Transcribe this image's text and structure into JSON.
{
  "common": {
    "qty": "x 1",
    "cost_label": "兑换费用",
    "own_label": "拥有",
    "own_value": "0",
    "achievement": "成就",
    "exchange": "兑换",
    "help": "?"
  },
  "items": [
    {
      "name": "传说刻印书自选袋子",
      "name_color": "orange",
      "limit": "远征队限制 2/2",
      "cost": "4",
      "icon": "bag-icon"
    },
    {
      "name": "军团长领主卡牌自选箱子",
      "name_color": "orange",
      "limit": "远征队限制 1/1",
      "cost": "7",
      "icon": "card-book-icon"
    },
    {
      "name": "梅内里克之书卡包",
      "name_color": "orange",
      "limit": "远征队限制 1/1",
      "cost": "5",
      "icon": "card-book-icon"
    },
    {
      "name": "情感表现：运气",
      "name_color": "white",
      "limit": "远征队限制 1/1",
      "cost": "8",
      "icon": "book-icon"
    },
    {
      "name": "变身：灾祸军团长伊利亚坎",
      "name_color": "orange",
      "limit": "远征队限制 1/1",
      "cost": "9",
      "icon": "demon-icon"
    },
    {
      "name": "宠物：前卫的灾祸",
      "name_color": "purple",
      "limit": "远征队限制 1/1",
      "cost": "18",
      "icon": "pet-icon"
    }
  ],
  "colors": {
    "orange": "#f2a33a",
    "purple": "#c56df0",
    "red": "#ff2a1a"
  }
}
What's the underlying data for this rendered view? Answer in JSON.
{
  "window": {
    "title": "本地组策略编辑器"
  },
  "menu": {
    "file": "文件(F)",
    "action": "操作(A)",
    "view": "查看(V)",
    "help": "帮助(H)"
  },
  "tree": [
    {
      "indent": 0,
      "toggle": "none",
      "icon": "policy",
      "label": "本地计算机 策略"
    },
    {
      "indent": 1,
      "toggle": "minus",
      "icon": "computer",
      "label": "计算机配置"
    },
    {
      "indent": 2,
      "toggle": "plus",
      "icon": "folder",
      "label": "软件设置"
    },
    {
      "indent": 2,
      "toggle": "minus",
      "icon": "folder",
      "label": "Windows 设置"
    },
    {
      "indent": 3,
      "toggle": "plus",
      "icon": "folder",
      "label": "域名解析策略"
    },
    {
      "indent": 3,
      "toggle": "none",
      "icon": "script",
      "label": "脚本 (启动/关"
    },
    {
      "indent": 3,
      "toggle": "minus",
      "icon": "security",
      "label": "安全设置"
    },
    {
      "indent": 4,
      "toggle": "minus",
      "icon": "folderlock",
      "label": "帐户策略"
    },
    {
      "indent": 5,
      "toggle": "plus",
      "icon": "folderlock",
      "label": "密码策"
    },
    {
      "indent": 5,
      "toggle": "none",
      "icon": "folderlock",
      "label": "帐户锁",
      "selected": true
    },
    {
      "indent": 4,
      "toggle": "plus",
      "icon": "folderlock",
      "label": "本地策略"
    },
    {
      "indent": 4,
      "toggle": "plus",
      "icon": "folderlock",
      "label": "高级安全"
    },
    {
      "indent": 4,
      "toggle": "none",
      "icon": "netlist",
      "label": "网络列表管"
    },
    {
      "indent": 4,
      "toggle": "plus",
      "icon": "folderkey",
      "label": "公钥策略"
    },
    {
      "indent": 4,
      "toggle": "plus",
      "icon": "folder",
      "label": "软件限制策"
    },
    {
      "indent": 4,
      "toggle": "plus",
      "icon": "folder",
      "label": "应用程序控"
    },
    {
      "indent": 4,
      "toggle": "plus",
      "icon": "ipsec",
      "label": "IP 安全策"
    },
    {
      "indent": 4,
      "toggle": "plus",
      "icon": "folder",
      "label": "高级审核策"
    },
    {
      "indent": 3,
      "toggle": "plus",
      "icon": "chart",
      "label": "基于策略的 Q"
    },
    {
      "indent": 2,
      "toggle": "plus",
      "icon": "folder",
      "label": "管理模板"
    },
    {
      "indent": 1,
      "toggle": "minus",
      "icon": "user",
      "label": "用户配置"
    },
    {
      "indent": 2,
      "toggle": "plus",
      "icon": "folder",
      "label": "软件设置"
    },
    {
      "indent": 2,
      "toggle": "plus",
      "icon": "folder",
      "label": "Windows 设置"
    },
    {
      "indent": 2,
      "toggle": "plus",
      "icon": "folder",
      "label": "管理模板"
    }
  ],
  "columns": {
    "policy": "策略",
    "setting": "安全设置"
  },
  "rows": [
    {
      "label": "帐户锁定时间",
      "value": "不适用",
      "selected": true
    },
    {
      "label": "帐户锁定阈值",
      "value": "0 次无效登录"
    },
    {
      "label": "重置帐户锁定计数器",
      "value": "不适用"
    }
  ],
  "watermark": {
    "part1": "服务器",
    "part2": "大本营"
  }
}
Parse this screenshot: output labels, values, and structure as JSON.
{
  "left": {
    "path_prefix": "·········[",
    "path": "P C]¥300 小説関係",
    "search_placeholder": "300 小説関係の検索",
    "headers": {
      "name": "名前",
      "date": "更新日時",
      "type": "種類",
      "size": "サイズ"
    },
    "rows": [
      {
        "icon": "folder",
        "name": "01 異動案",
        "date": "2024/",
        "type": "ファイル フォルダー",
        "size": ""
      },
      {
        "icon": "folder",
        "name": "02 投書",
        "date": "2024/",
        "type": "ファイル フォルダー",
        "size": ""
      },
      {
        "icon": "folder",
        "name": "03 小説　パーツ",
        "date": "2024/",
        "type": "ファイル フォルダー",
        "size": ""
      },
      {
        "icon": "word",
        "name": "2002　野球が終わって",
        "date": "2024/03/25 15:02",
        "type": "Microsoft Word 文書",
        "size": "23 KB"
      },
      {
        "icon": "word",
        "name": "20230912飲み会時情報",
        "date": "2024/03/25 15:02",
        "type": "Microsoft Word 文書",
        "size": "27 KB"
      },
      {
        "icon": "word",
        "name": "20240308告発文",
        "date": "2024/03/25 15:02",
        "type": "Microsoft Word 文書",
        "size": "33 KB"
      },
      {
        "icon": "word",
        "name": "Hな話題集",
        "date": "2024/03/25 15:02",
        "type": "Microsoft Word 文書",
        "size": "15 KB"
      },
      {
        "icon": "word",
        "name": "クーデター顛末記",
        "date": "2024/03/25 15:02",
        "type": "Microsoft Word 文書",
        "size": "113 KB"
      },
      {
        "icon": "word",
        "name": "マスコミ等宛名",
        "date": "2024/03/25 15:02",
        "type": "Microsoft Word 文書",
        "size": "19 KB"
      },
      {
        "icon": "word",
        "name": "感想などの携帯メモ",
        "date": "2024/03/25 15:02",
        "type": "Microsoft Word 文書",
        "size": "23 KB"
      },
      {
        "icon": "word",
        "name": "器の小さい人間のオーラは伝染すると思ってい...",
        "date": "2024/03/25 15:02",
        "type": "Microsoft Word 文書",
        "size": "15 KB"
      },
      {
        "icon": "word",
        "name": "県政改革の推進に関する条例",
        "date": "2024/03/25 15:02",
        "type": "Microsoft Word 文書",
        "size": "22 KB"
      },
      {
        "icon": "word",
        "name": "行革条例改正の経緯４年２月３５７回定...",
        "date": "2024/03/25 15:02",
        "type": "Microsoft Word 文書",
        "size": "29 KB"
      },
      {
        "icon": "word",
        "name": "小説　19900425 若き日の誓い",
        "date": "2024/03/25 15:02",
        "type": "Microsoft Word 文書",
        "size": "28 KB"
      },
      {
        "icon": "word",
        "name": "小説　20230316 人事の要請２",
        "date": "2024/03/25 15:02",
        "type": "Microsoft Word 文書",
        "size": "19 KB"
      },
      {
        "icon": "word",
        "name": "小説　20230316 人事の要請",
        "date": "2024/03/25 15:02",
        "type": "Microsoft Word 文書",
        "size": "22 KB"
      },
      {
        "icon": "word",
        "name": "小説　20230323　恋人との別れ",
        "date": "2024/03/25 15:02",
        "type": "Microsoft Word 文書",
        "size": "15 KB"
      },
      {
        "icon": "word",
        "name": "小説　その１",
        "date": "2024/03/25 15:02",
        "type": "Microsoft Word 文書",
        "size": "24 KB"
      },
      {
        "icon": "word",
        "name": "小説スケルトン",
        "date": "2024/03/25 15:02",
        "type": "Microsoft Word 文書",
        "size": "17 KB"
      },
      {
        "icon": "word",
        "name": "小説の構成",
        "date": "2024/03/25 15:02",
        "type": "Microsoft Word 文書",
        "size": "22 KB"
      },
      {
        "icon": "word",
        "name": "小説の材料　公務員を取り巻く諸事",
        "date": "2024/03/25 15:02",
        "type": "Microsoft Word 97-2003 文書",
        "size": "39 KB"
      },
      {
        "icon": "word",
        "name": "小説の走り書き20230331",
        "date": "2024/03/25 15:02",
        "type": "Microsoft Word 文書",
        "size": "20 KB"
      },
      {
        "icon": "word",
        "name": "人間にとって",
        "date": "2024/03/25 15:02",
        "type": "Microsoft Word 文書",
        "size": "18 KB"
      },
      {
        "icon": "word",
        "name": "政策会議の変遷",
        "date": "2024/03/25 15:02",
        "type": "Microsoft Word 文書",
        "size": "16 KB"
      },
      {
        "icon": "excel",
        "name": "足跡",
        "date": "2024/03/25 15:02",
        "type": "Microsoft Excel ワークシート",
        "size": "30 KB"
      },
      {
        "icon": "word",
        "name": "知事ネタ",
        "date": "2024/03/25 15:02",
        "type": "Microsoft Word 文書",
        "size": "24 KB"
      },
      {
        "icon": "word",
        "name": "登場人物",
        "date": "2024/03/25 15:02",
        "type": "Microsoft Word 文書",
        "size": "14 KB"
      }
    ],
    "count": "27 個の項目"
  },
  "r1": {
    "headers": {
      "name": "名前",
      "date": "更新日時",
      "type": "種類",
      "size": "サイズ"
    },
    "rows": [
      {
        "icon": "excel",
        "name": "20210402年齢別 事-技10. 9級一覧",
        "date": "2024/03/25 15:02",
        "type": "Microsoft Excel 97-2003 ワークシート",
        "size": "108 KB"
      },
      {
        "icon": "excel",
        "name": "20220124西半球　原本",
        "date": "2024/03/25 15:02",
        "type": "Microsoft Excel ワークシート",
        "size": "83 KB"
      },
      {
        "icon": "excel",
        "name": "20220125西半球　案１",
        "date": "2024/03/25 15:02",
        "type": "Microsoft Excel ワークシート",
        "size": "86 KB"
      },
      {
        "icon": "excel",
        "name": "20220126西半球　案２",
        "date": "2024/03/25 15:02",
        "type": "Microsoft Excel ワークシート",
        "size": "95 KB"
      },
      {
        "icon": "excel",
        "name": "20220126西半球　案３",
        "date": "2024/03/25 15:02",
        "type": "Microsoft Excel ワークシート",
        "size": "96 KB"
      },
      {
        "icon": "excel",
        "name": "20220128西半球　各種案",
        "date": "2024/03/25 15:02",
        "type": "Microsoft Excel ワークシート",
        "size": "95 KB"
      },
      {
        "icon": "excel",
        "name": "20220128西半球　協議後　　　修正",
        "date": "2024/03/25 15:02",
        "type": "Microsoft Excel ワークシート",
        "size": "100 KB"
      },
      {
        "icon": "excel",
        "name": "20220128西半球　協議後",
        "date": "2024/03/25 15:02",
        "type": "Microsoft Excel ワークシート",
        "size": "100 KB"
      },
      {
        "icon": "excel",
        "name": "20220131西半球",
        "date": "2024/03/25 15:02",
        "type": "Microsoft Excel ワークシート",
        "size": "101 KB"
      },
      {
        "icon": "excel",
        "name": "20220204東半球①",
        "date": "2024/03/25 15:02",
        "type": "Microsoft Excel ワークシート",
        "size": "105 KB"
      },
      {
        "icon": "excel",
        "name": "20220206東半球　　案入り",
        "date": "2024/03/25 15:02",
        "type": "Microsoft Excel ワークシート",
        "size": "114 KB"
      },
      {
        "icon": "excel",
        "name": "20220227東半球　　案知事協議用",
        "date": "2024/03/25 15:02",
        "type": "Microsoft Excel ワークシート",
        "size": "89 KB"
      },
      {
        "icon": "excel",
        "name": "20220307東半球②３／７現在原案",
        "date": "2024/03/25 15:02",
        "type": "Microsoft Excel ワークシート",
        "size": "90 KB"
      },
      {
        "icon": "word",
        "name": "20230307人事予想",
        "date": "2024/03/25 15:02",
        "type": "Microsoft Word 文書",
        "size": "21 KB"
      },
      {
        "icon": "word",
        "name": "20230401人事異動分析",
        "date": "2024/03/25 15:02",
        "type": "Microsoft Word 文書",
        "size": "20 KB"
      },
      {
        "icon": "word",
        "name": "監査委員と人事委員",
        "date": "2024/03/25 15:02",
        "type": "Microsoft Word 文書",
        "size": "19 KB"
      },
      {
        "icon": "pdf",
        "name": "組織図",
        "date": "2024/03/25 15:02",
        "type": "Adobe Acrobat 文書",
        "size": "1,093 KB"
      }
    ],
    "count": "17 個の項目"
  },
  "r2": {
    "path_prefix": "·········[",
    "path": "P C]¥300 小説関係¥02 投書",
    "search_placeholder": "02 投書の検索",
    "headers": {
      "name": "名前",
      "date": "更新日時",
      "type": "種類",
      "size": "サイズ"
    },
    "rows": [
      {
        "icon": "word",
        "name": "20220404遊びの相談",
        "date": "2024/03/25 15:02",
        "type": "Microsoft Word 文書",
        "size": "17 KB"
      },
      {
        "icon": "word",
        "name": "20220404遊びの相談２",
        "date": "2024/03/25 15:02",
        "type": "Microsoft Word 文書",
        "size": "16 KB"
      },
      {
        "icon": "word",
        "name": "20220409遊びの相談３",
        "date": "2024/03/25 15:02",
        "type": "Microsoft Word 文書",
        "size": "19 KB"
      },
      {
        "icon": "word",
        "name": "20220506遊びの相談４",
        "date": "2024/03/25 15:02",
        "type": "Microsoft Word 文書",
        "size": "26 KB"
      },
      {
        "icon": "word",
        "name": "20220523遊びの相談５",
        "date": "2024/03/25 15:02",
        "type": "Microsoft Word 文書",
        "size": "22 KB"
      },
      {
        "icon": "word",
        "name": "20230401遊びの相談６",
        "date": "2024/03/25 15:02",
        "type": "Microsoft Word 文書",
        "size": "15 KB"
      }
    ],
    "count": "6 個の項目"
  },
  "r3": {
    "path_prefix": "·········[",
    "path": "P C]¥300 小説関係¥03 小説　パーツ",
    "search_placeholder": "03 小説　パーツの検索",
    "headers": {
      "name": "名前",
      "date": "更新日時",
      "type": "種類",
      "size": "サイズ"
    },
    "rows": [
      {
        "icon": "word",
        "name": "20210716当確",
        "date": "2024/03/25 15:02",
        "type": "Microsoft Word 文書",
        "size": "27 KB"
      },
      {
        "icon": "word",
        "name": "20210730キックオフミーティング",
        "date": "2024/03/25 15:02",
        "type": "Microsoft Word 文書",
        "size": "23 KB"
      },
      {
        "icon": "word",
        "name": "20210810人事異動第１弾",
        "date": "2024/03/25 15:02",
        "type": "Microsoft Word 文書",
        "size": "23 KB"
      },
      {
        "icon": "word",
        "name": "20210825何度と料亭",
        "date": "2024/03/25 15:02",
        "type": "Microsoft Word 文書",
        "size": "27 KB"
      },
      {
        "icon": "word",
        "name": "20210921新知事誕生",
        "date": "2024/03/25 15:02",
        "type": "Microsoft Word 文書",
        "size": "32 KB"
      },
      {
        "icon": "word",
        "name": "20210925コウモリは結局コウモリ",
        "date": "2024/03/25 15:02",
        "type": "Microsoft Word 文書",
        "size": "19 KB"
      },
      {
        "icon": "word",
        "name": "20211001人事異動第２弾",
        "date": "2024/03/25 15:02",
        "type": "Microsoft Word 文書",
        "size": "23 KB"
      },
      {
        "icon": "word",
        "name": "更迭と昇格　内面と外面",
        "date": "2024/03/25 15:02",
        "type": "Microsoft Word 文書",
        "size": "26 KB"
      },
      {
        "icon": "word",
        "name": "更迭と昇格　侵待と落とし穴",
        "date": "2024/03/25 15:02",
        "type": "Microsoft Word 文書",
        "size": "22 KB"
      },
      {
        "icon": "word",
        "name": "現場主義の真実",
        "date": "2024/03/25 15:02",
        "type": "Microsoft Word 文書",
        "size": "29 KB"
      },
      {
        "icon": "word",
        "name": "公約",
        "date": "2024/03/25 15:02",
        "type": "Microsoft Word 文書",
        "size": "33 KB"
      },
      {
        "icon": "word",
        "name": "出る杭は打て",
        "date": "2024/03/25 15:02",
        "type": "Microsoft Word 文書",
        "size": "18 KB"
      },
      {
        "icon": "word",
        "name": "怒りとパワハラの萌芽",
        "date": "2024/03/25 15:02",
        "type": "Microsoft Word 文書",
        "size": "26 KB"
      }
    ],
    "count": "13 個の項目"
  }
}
═══
- **EXERCISE DETAILS**
Pull out all lines containing "個の項目".

- **SOLUTION**
    "count": "27 個の項目"
    "count": "17 個の項目"
    "count": "6 個の項目"
    "count": "13 個の項目"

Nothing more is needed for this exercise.